• _PROMPT_: Look for "icon" in each line of the entries, and return the matching lines.

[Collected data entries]

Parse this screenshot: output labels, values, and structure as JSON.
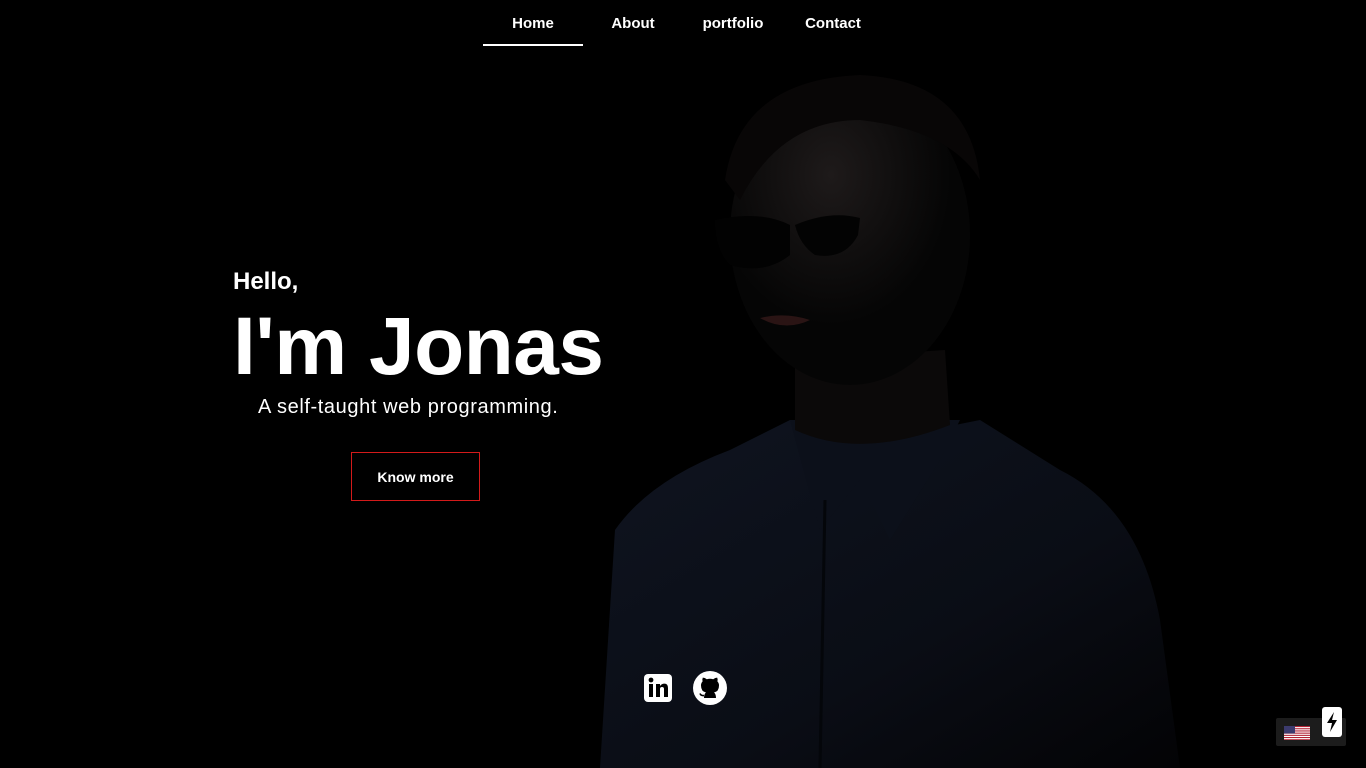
{
  "nav": {
    "items": [
      {
        "label": "Home",
        "active": true
      },
      {
        "label": "About",
        "active": false
      },
      {
        "label": "portfolio",
        "active": false
      },
      {
        "label": "Contact",
        "active": false
      }
    ]
  },
  "hero": {
    "greeting": "Hello,",
    "name": "I'm Jonas",
    "tagline": "A self-taught web programming.",
    "cta_label": "Know more"
  },
  "socials": {
    "items": [
      {
        "icon": "linkedin-icon"
      },
      {
        "icon": "github-icon"
      }
    ]
  },
  "language": {
    "icon": "us-flag-icon"
  },
  "colors": {
    "background": "#000000",
    "text": "#ffffff",
    "accent": "#d31a1a"
  }
}
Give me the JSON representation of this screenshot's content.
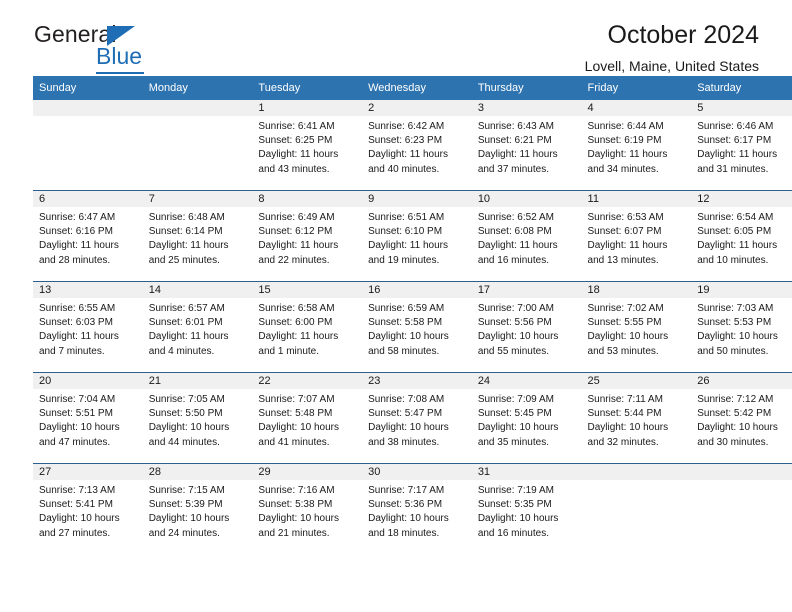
{
  "brand": {
    "name_top": "General",
    "name_bottom": "Blue",
    "accent_color": "#1f6eb5"
  },
  "header": {
    "title": "October 2024",
    "subtitle": "Lovell, Maine, United States"
  },
  "theme": {
    "header_blue": "#2d73b0",
    "row_divider": "#2f5f8f",
    "daynum_strip": "#f0f0f0"
  },
  "weekdays": [
    "Sunday",
    "Monday",
    "Tuesday",
    "Wednesday",
    "Thursday",
    "Friday",
    "Saturday"
  ],
  "weeks": [
    [
      {
        "day": "",
        "sunrise": "",
        "sunset": "",
        "daylight1": "",
        "daylight2": ""
      },
      {
        "day": "",
        "sunrise": "",
        "sunset": "",
        "daylight1": "",
        "daylight2": ""
      },
      {
        "day": "1",
        "sunrise": "Sunrise: 6:41 AM",
        "sunset": "Sunset: 6:25 PM",
        "daylight1": "Daylight: 11 hours",
        "daylight2": "and 43 minutes."
      },
      {
        "day": "2",
        "sunrise": "Sunrise: 6:42 AM",
        "sunset": "Sunset: 6:23 PM",
        "daylight1": "Daylight: 11 hours",
        "daylight2": "and 40 minutes."
      },
      {
        "day": "3",
        "sunrise": "Sunrise: 6:43 AM",
        "sunset": "Sunset: 6:21 PM",
        "daylight1": "Daylight: 11 hours",
        "daylight2": "and 37 minutes."
      },
      {
        "day": "4",
        "sunrise": "Sunrise: 6:44 AM",
        "sunset": "Sunset: 6:19 PM",
        "daylight1": "Daylight: 11 hours",
        "daylight2": "and 34 minutes."
      },
      {
        "day": "5",
        "sunrise": "Sunrise: 6:46 AM",
        "sunset": "Sunset: 6:17 PM",
        "daylight1": "Daylight: 11 hours",
        "daylight2": "and 31 minutes."
      }
    ],
    [
      {
        "day": "6",
        "sunrise": "Sunrise: 6:47 AM",
        "sunset": "Sunset: 6:16 PM",
        "daylight1": "Daylight: 11 hours",
        "daylight2": "and 28 minutes."
      },
      {
        "day": "7",
        "sunrise": "Sunrise: 6:48 AM",
        "sunset": "Sunset: 6:14 PM",
        "daylight1": "Daylight: 11 hours",
        "daylight2": "and 25 minutes."
      },
      {
        "day": "8",
        "sunrise": "Sunrise: 6:49 AM",
        "sunset": "Sunset: 6:12 PM",
        "daylight1": "Daylight: 11 hours",
        "daylight2": "and 22 minutes."
      },
      {
        "day": "9",
        "sunrise": "Sunrise: 6:51 AM",
        "sunset": "Sunset: 6:10 PM",
        "daylight1": "Daylight: 11 hours",
        "daylight2": "and 19 minutes."
      },
      {
        "day": "10",
        "sunrise": "Sunrise: 6:52 AM",
        "sunset": "Sunset: 6:08 PM",
        "daylight1": "Daylight: 11 hours",
        "daylight2": "and 16 minutes."
      },
      {
        "day": "11",
        "sunrise": "Sunrise: 6:53 AM",
        "sunset": "Sunset: 6:07 PM",
        "daylight1": "Daylight: 11 hours",
        "daylight2": "and 13 minutes."
      },
      {
        "day": "12",
        "sunrise": "Sunrise: 6:54 AM",
        "sunset": "Sunset: 6:05 PM",
        "daylight1": "Daylight: 11 hours",
        "daylight2": "and 10 minutes."
      }
    ],
    [
      {
        "day": "13",
        "sunrise": "Sunrise: 6:55 AM",
        "sunset": "Sunset: 6:03 PM",
        "daylight1": "Daylight: 11 hours",
        "daylight2": "and 7 minutes."
      },
      {
        "day": "14",
        "sunrise": "Sunrise: 6:57 AM",
        "sunset": "Sunset: 6:01 PM",
        "daylight1": "Daylight: 11 hours",
        "daylight2": "and 4 minutes."
      },
      {
        "day": "15",
        "sunrise": "Sunrise: 6:58 AM",
        "sunset": "Sunset: 6:00 PM",
        "daylight1": "Daylight: 11 hours",
        "daylight2": "and 1 minute."
      },
      {
        "day": "16",
        "sunrise": "Sunrise: 6:59 AM",
        "sunset": "Sunset: 5:58 PM",
        "daylight1": "Daylight: 10 hours",
        "daylight2": "and 58 minutes."
      },
      {
        "day": "17",
        "sunrise": "Sunrise: 7:00 AM",
        "sunset": "Sunset: 5:56 PM",
        "daylight1": "Daylight: 10 hours",
        "daylight2": "and 55 minutes."
      },
      {
        "day": "18",
        "sunrise": "Sunrise: 7:02 AM",
        "sunset": "Sunset: 5:55 PM",
        "daylight1": "Daylight: 10 hours",
        "daylight2": "and 53 minutes."
      },
      {
        "day": "19",
        "sunrise": "Sunrise: 7:03 AM",
        "sunset": "Sunset: 5:53 PM",
        "daylight1": "Daylight: 10 hours",
        "daylight2": "and 50 minutes."
      }
    ],
    [
      {
        "day": "20",
        "sunrise": "Sunrise: 7:04 AM",
        "sunset": "Sunset: 5:51 PM",
        "daylight1": "Daylight: 10 hours",
        "daylight2": "and 47 minutes."
      },
      {
        "day": "21",
        "sunrise": "Sunrise: 7:05 AM",
        "sunset": "Sunset: 5:50 PM",
        "daylight1": "Daylight: 10 hours",
        "daylight2": "and 44 minutes."
      },
      {
        "day": "22",
        "sunrise": "Sunrise: 7:07 AM",
        "sunset": "Sunset: 5:48 PM",
        "daylight1": "Daylight: 10 hours",
        "daylight2": "and 41 minutes."
      },
      {
        "day": "23",
        "sunrise": "Sunrise: 7:08 AM",
        "sunset": "Sunset: 5:47 PM",
        "daylight1": "Daylight: 10 hours",
        "daylight2": "and 38 minutes."
      },
      {
        "day": "24",
        "sunrise": "Sunrise: 7:09 AM",
        "sunset": "Sunset: 5:45 PM",
        "daylight1": "Daylight: 10 hours",
        "daylight2": "and 35 minutes."
      },
      {
        "day": "25",
        "sunrise": "Sunrise: 7:11 AM",
        "sunset": "Sunset: 5:44 PM",
        "daylight1": "Daylight: 10 hours",
        "daylight2": "and 32 minutes."
      },
      {
        "day": "26",
        "sunrise": "Sunrise: 7:12 AM",
        "sunset": "Sunset: 5:42 PM",
        "daylight1": "Daylight: 10 hours",
        "daylight2": "and 30 minutes."
      }
    ],
    [
      {
        "day": "27",
        "sunrise": "Sunrise: 7:13 AM",
        "sunset": "Sunset: 5:41 PM",
        "daylight1": "Daylight: 10 hours",
        "daylight2": "and 27 minutes."
      },
      {
        "day": "28",
        "sunrise": "Sunrise: 7:15 AM",
        "sunset": "Sunset: 5:39 PM",
        "daylight1": "Daylight: 10 hours",
        "daylight2": "and 24 minutes."
      },
      {
        "day": "29",
        "sunrise": "Sunrise: 7:16 AM",
        "sunset": "Sunset: 5:38 PM",
        "daylight1": "Daylight: 10 hours",
        "daylight2": "and 21 minutes."
      },
      {
        "day": "30",
        "sunrise": "Sunrise: 7:17 AM",
        "sunset": "Sunset: 5:36 PM",
        "daylight1": "Daylight: 10 hours",
        "daylight2": "and 18 minutes."
      },
      {
        "day": "31",
        "sunrise": "Sunrise: 7:19 AM",
        "sunset": "Sunset: 5:35 PM",
        "daylight1": "Daylight: 10 hours",
        "daylight2": "and 16 minutes."
      },
      {
        "day": "",
        "sunrise": "",
        "sunset": "",
        "daylight1": "",
        "daylight2": ""
      },
      {
        "day": "",
        "sunrise": "",
        "sunset": "",
        "daylight1": "",
        "daylight2": ""
      }
    ]
  ]
}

• _THE REPLY_:
        "icon": "linkedin-icon"
        "icon": "github-icon"
    "icon": "us-flag-icon"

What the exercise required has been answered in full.